Copy each line below in which the string "presidente" occurs.

Records from a collection

+ + + + + + +

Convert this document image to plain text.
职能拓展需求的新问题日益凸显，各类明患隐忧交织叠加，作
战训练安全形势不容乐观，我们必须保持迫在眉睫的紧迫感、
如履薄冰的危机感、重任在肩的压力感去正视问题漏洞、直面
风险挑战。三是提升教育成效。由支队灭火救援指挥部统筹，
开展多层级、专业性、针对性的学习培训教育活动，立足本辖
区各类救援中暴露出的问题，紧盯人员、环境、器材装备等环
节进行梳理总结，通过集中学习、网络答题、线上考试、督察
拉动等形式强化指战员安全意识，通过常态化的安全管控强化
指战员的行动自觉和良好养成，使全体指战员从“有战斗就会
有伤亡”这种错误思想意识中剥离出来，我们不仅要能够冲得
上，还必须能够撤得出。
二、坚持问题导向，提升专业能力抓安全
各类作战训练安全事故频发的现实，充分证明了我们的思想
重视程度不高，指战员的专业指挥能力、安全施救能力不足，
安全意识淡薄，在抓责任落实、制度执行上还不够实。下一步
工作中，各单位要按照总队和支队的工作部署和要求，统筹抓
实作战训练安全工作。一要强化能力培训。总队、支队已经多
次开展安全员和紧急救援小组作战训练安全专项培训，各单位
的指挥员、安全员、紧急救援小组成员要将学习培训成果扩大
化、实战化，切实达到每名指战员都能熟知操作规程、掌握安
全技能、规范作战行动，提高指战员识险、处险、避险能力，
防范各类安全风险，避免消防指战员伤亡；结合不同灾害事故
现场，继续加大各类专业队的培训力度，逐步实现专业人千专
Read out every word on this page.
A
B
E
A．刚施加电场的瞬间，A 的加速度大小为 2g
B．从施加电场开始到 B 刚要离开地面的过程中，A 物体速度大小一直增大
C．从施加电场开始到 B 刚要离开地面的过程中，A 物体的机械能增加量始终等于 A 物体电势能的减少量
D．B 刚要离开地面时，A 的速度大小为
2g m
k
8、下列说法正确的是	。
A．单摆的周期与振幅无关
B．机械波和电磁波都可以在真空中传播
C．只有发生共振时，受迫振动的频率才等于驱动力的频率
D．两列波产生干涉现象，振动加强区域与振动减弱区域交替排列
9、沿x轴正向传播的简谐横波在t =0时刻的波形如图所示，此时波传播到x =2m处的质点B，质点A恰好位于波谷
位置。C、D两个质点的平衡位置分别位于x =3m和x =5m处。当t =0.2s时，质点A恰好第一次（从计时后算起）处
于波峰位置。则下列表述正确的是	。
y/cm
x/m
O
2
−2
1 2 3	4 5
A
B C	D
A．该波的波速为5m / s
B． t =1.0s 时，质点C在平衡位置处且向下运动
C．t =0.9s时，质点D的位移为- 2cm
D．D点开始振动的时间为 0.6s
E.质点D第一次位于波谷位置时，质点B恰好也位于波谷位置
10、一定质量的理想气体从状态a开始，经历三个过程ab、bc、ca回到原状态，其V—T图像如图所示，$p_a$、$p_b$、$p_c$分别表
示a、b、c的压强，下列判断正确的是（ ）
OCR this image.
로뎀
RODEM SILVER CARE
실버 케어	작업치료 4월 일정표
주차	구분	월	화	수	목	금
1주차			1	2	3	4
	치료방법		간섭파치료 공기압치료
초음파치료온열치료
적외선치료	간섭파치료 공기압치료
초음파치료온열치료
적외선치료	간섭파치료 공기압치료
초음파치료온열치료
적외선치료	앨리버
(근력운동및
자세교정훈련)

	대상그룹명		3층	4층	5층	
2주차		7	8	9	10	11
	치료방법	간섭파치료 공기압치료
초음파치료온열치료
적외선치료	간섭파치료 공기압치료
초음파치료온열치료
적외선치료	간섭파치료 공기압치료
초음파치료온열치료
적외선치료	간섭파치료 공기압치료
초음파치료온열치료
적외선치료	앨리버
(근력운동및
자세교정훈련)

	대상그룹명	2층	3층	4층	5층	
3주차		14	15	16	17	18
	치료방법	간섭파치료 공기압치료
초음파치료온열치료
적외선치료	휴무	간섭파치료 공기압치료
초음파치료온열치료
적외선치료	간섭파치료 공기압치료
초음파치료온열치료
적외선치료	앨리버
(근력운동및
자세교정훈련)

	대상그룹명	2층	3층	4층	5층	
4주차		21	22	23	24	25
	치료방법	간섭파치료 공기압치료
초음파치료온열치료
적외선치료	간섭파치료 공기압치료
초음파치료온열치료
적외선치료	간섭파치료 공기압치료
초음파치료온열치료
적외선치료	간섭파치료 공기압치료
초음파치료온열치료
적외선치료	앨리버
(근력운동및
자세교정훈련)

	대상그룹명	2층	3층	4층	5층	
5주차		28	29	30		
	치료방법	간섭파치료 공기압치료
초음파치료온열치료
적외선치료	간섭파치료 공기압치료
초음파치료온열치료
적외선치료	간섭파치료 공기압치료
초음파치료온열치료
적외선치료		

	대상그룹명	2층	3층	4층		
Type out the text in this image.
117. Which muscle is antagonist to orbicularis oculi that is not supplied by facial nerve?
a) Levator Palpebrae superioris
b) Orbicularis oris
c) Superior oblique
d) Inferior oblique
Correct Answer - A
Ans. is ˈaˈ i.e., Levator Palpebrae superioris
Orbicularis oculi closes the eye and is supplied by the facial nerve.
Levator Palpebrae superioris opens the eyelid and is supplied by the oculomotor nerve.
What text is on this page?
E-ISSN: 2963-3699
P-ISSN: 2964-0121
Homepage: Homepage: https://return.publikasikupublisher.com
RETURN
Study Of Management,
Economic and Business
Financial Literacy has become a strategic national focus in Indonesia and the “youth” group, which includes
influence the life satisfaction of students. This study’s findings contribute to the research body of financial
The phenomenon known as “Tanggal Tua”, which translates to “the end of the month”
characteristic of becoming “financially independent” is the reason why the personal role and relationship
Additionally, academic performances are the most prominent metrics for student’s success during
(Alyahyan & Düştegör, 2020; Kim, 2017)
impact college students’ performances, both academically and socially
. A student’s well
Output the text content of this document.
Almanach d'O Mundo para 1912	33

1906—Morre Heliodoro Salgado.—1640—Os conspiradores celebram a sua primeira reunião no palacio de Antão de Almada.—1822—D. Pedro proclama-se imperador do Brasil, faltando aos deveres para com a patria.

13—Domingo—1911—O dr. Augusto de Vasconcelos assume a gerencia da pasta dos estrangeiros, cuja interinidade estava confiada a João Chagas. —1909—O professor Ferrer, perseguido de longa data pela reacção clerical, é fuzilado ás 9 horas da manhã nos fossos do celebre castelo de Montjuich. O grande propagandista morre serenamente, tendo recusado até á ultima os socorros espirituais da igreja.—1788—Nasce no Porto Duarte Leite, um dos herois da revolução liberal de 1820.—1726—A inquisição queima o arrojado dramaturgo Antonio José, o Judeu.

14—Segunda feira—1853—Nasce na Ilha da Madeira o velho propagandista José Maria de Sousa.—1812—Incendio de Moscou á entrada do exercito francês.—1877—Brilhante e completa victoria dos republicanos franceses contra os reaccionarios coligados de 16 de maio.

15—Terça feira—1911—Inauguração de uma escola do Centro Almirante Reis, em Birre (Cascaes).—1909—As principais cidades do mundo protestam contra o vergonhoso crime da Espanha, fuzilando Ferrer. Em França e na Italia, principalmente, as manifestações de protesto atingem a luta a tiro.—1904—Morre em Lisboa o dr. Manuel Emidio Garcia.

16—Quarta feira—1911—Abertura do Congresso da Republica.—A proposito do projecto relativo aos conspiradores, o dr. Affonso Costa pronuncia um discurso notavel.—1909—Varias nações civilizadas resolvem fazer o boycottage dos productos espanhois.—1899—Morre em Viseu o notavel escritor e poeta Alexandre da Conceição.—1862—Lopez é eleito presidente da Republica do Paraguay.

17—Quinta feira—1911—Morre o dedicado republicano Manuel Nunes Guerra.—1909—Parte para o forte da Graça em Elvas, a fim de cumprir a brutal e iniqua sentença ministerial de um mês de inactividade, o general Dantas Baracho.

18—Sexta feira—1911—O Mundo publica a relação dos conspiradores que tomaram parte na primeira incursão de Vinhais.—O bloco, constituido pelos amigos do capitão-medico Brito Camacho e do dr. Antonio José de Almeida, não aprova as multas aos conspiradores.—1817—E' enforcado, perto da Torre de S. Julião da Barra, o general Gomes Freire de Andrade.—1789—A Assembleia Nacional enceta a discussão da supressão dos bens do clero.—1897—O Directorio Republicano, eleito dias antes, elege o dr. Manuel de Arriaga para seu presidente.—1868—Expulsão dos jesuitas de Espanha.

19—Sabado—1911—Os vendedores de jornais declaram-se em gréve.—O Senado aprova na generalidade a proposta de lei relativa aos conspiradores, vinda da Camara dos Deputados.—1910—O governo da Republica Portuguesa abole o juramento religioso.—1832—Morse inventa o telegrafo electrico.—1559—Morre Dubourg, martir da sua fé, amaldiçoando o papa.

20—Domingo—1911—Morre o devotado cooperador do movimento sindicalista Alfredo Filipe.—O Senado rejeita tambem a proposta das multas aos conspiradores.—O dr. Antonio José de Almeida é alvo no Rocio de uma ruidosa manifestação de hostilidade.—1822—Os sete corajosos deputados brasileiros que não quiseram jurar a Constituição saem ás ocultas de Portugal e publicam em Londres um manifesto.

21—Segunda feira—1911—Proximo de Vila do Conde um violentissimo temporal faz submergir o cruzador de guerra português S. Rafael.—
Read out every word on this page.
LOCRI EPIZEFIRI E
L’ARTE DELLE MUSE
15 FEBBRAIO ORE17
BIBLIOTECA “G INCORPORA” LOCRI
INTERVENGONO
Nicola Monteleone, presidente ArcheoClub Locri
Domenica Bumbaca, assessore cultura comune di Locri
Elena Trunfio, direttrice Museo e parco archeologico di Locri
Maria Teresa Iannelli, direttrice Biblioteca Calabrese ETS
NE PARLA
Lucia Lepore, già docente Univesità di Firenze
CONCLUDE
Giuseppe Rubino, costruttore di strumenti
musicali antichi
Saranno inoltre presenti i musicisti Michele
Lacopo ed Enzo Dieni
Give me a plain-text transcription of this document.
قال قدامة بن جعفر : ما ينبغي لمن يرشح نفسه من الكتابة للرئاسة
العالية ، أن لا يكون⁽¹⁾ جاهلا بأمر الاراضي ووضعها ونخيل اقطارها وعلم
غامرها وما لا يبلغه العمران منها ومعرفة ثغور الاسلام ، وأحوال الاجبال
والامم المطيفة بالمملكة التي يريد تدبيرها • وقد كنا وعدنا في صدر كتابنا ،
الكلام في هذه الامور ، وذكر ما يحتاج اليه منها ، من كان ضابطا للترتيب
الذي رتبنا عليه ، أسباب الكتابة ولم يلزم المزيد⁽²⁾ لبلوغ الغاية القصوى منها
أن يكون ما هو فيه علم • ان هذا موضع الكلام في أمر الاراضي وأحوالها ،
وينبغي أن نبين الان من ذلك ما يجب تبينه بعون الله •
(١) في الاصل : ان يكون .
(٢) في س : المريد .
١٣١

+ + + + + + +

» Expected answer
16—Quarta feira—1911—Abertura do Congresso da Republica.—A proposito do projecto relativo aos conspiradores, o dr. Affonso Costa pronuncia um discurso notavel.—1909—Varias nações civilizadas resolvem fazer o boycottage dos productos espanhois.—1899—Morre em Viseu o notavel escritor e poeta Alexandre da Conceição.—1862—Lopez é eleito presidente da Republica do Paraguay.
18—Sexta feira—1911—O Mundo publica a relação dos conspiradores que tomaram parte na primeira incursão de Vinhais.—O bloco, constituido pelos amigos do capitão-medico Brito Camacho e do dr. Antonio José de Almeida, não aprova as multas aos conspiradores.—1817—E' enforcado, perto da Torre de S. Julião da Barra, o general Gomes Freire de Andrade.—1789—A Assembleia Nacional enceta a discussão da supressão dos bens do clero.—1897—O Directorio Republicano, eleito dias antes, elege o dr. Manuel de Arriaga para seu presidente.—1868—Expulsão dos jesuitas de Espanha.
Nicola Monteleone, presidente ArcheoClub Locri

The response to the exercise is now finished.